# EXERCISE REQUIREMENTS
Report how many lines of the records below include the word "xlabel". Give nothing but the number.

# # #

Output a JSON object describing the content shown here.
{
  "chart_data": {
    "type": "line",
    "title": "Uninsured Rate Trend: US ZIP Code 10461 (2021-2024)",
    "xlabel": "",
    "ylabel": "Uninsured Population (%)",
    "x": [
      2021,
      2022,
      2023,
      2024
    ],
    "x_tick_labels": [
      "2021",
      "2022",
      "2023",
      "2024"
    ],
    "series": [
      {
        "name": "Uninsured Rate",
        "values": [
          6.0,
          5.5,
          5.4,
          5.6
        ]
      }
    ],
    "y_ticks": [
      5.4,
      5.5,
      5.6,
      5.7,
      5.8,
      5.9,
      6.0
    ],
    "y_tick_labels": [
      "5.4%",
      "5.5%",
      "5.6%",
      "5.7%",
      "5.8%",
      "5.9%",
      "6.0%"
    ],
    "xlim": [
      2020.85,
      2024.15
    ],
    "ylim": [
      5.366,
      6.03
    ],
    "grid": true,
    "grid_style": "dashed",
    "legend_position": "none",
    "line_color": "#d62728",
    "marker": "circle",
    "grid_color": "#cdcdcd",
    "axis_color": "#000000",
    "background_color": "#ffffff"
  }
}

# # #

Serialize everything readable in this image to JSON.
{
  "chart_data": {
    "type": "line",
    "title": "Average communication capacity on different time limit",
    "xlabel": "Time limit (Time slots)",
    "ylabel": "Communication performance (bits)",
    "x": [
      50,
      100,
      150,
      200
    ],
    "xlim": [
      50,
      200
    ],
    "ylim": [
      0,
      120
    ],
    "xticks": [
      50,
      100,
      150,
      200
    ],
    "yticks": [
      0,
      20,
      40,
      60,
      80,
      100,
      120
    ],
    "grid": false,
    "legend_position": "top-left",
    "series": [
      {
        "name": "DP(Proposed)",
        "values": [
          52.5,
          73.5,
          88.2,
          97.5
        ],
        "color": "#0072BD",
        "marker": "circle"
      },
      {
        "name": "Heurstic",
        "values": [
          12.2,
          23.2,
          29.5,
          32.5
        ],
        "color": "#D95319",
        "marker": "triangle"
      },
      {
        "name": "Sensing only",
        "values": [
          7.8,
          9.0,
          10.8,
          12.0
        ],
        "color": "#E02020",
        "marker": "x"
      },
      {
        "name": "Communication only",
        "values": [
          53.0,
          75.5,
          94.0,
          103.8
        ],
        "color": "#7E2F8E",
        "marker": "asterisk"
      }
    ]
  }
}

# # #

# COMPLETED TASK
2